-- Begin --

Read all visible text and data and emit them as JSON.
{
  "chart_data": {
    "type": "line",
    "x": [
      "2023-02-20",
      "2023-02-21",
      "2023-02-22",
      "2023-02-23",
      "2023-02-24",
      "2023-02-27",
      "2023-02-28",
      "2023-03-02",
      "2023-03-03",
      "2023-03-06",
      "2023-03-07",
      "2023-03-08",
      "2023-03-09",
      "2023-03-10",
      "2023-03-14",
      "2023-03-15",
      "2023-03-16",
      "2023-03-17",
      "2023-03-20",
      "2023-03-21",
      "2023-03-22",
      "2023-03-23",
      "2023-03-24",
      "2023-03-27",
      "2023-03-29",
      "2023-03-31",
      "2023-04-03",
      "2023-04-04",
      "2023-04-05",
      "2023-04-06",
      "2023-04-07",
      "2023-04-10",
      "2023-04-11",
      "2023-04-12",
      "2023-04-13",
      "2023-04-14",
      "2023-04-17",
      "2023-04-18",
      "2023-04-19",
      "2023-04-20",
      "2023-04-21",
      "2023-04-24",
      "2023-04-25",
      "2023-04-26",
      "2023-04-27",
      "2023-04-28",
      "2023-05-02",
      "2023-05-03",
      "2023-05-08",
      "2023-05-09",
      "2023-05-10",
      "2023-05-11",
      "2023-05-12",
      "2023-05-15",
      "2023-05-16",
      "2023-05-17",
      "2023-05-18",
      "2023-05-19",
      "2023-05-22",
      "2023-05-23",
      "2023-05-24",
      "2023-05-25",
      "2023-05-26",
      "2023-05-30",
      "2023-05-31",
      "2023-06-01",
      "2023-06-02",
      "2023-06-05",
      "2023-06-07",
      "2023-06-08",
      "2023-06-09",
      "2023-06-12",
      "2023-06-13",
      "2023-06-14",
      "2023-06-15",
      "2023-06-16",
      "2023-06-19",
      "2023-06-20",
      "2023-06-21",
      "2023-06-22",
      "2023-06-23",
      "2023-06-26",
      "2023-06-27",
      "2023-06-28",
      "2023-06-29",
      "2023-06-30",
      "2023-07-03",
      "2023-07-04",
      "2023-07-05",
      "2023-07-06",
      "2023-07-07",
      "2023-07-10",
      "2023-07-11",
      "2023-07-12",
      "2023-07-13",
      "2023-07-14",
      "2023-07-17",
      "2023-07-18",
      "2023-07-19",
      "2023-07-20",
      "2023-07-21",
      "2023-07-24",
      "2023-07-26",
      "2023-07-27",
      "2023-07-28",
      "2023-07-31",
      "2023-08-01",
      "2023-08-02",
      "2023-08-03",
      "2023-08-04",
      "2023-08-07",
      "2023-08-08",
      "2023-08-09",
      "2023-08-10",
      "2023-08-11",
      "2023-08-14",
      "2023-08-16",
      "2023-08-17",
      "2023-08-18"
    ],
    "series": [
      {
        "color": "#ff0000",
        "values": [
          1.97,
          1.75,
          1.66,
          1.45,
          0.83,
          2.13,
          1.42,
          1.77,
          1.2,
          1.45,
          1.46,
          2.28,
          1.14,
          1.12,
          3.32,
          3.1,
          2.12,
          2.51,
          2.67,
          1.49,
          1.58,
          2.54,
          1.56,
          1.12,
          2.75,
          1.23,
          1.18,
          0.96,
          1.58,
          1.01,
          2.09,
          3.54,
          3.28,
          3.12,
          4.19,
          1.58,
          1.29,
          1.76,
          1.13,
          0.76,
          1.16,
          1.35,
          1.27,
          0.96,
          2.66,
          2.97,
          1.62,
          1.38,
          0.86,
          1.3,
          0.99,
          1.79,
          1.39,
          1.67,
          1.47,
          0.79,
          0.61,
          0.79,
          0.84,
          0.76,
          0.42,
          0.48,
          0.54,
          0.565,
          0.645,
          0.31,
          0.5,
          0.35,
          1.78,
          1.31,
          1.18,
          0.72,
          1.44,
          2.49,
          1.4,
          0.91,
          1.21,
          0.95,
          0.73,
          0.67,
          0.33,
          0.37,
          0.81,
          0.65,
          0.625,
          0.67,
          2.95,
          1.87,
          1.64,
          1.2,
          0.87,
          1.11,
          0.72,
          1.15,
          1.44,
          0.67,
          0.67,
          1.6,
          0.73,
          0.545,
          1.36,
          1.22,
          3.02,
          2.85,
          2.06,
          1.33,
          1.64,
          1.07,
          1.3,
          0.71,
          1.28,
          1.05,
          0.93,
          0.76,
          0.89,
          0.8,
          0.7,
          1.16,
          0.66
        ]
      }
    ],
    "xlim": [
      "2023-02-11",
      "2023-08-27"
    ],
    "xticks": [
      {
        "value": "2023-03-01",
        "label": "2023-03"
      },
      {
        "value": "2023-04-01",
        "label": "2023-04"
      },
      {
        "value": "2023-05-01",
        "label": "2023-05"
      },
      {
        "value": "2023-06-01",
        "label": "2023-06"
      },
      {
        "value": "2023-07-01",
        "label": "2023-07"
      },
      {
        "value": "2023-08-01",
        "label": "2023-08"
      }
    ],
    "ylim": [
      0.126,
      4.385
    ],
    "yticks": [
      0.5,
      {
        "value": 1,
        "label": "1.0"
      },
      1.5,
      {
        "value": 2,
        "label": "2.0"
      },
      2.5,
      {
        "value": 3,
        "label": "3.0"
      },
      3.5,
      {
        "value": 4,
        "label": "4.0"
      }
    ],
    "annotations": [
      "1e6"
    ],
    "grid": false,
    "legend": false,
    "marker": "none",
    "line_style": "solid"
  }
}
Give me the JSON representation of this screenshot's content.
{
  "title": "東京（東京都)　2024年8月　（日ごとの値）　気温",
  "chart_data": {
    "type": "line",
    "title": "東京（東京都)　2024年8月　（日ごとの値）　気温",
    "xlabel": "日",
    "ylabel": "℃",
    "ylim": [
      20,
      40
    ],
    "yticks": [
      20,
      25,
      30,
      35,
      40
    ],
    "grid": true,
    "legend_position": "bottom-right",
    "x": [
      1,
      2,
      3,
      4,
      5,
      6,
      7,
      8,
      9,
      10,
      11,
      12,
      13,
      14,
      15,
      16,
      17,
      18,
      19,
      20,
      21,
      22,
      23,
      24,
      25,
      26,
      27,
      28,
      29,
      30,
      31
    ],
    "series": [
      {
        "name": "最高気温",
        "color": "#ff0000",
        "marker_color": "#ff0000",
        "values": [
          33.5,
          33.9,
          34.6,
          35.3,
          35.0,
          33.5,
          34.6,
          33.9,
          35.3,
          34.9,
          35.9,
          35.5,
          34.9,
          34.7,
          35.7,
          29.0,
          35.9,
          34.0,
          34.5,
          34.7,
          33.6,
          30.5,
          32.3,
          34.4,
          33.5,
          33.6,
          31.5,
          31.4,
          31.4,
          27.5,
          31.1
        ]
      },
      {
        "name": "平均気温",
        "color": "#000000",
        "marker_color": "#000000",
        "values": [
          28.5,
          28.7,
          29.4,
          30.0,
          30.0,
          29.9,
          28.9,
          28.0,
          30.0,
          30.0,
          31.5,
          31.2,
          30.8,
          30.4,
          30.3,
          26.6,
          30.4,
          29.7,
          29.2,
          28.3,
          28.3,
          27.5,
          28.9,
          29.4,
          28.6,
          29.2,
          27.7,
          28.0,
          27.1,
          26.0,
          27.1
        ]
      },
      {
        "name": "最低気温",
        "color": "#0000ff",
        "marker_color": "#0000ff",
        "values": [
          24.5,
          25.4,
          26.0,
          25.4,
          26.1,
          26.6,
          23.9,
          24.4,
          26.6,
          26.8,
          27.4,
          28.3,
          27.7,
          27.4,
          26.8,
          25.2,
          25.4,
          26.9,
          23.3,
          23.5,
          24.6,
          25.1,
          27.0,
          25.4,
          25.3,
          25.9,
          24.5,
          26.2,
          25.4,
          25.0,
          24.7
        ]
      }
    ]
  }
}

-- End --

* **THE PROBLEM**
Every entry must be output again, exactly as written above.

* **TASK OUTPUT**
Read all visible text and data and emit them as JSON.
{
  "chart_data": {
    "type": "line",
    "x": [
      "2023-02-20",
      "2023-02-21",
      "2023-02-22",
      "2023-02-23",
      "2023-02-24",
      "2023-02-27",
      "2023-02-28",
      "2023-03-02",
      "2023-03-03",
      "2023-03-06",
      "2023-03-07",
      "2023-03-08",
      "2023-03-09",
      "2023-03-10",
      "2023-03-14",
      "2023-03-15",
      "2023-03-16",
      "2023-03-17",
      "2023-03-20",
      "2023-03-21",
      "2023-03-22",
      "2023-03-23",
      "2023-03-24",
      "2023-03-27",
      "2023-03-29",
      "2023-03-31",
      "2023-04-03",
      "2023-04-04",
      "2023-04-05",
      "2023-04-06",
      "2023-04-07",
      "2023-04-10",
      "2023-04-11",
      "2023-04-12",
      "2023-04-13",
      "2023-04-14",
      "2023-04-17",
      "2023-04-18",
      "2023-04-19",
      "2023-04-20",
      "2023-04-21",
      "2023-04-24",
      "2023-04-25",
      "2023-04-26",
      "2023-04-27",
      "2023-04-28",
      "2023-05-02",
      "2023-05-03",
      "2023-05-08",
      "2023-05-09",
      "2023-05-10",
      "2023-05-11",
      "2023-05-12",
      "2023-05-15",
      "2023-05-16",
      "2023-05-17",
      "2023-05-18",
      "2023-05-19",
      "2023-05-22",
      "2023-05-23",
      "2023-05-24",
      "2023-05-25",
      "2023-05-26",
      "2023-05-30",
      "2023-05-31",
      "2023-06-01",
      "2023-06-02",
      "2023-06-05",
      "2023-06-07",
      "2023-06-08",
      "2023-06-09",
      "2023-06-12",
      "2023-06-13",
      "2023-06-14",
      "2023-06-15",
      "2023-06-16",
      "2023-06-19",
      "2023-06-20",
      "2023-06-21",
      "2023-06-22",
      "2023-06-23",
      "2023-06-26",
      "2023-06-27",
      "2023-06-28",
      "2023-06-29",
      "2023-06-30",
      "2023-07-03",
      "2023-07-04",
      "2023-07-05",
      "2023-07-06",
      "2023-07-07",
      "2023-07-10",
      "2023-07-11",
      "2023-07-12",
      "2023-07-13",
      "2023-07-14",
      "2023-07-17",
      "2023-07-18",
      "2023-07-19",
      "2023-07-20",
      "2023-07-21",
      "2023-07-24",
      "2023-07-26",
      "2023-07-27",
      "2023-07-28",
      "2023-07-31",
      "2023-08-01",
      "2023-08-02",
      "2023-08-03",
      "2023-08-04",
      "2023-08-07",
      "2023-08-08",
      "2023-08-09",
      "2023-08-10",
      "2023-08-11",
      "2023-08-14",
      "2023-08-16",
      "2023-08-17",
      "2023-08-18"
    ],
    "series": [
      {
        "color": "#ff0000",
        "values": [
          1.97,
          1.75,
          1.66,
          1.45,
          0.83,
          2.13,
          1.42,
          1.77,
          1.2,
          1.45,
          1.46,
          2.28,
          1.14,
          1.12,
          3.32,
          3.1,
          2.12,
          2.51,
          2.67,
          1.49,
          1.58,
          2.54,
          1.56,
          1.12,
          2.75,
          1.23,
          1.18,
          0.96,
          1.58,
          1.01,
          2.09,
          3.54,
          3.28,
          3.12,
          4.19,
          1.58,
          1.29,
          1.76,
          1.13,
          0.76,
          1.16,
          1.35,
          1.27,
          0.96,
          2.66,
          2.97,
          1.62,
          1.38,
          0.86,
          1.3,
          0.99,
          1.79,
          1.39,
          1.67,
          1.47,
          0.79,
          0.61,
          0.79,
          0.84,
          0.76,
          0.42,
          0.48,
          0.54,
          0.565,
          0.645,
          0.31,
          0.5,
          0.35,
          1.78,
          1.31,
          1.18,
          0.72,
          1.44,
          2.49,
          1.4,
          0.91,
          1.21,
          0.95,
          0.73,
          0.67,
          0.33,
          0.37,
          0.81,
          0.65,
          0.625,
          0.67,
          2.95,
          1.87,
          1.64,
          1.2,
          0.87,
          1.11,
          0.72,
          1.15,
          1.44,
          0.67,
          0.67,
          1.6,
          0.73,
          0.545,
          1.36,
          1.22,
          3.02,
          2.85,
          2.06,
          1.33,
          1.64,
          1.07,
          1.3,
          0.71,
          1.28,
          1.05,
          0.93,
          0.76,
          0.89,
          0.8,
          0.7,
          1.16,
          0.66
        ]
      }
    ],
    "xlim": [
      "2023-02-11",
      "2023-08-27"
    ],
    "xticks": [
      {
        "value": "2023-03-01",
        "label": "2023-03"
      },
      {
        "value": "2023-04-01",
        "label": "2023-04"
      },
      {
        "value": "2023-05-01",
        "label": "2023-05"
      },
      {
        "value": "2023-06-01",
        "label": "2023-06"
      },
      {
        "value": "2023-07-01",
        "label": "2023-07"
      },
      {
        "value": "2023-08-01",
        "label": "2023-08"
      }
    ],
    "ylim": [
      0.126,
      4.385
    ],
    "yticks": [
      0.5,
      {
        "value": 1,
        "label": "1.0"
      },
      1.5,
      {
        "value": 2,
        "label": "2.0"
      },
      2.5,
      {
        "value": 3,
        "label": "3.0"
      },
      3.5,
      {
        "value": 4,
        "label": "4.0"
      }
    ],
    "annotations": [
      "1e6"
    ],
    "grid": false,
    "legend": false,
    "marker": "none",
    "line_style": "solid"
  }
}
Give me the JSON representation of this screenshot's content.
{
  "title": "東京（東京都)　2024年8月　（日ごとの値）　気温",
  "chart_data": {
    "type": "line",
    "title": "東京（東京都)　2024年8月　（日ごとの値）　気温",
    "xlabel": "日",
    "ylabel": "℃",
    "ylim": [
      20,
      40
    ],
    "yticks": [
      20,
      25,
      30,
      35,
      40
    ],
    "grid": true,
    "legend_position": "bottom-right",
    "x": [
      1,
      2,
      3,
      4,
      5,
      6,
      7,
      8,
      9,
      10,
      11,
      12,
      13,
      14,
      15,
      16,
      17,
      18,
      19,
      20,
      21,
      22,
      23,
      24,
      25,
      26,
      27,
      28,
      29,
      30,
      31
    ],
    "series": [
      {
        "name": "最高気温",
        "color": "#ff0000",
        "marker_color": "#ff0000",
        "values": [
          33.5,
          33.9,
          34.6,
          35.3,
          35.0,
          33.5,
          34.6,
          33.9,
          35.3,
          34.9,
          35.9,
          35.5,
          34.9,
          34.7,
          35.7,
          29.0,
          35.9,
          34.0,
          34.5,
          34.7,
          33.6,
          30.5,
          32.3,
          34.4,
          33.5,
          33.6,
          31.5,
          31.4,
          31.4,
          27.5,
          31.1
        ]
      },
      {
        "name": "平均気温",
        "color": "#000000",
        "marker_color": "#000000",
        "values": [
          28.5,
          28.7,
          29.4,
          30.0,
          30.0,
          29.9,
          28.9,
          28.0,
          30.0,
          30.0,
          31.5,
          31.2,
          30.8,
          30.4,
          30.3,
          26.6,
          30.4,
          29.7,
          29.2,
          28.3,
          28.3,
          27.5,
          28.9,
          29.4,
          28.6,
          29.2,
          27.7,
          28.0,
          27.1,
          26.0,
          27.1
        ]
      },
      {
        "name": "最低気温",
        "color": "#0000ff",
        "marker_color": "#0000ff",
        "values": [
          24.5,
          25.4,
          26.0,
          25.4,
          26.1,
          26.6,
          23.9,
          24.4,
          26.6,
          26.8,
          27.4,
          28.3,
          27.7,
          27.4,
          26.8,
          25.2,
          25.4,
          26.9,
          23.3,
          23.5,
          24.6,
          25.1,
          27.0,
          25.4,
          25.3,
          25.9,
          24.5,
          26.2,
          25.4,
          25.0,
          24.7
        ]
      }
    ]
  }
}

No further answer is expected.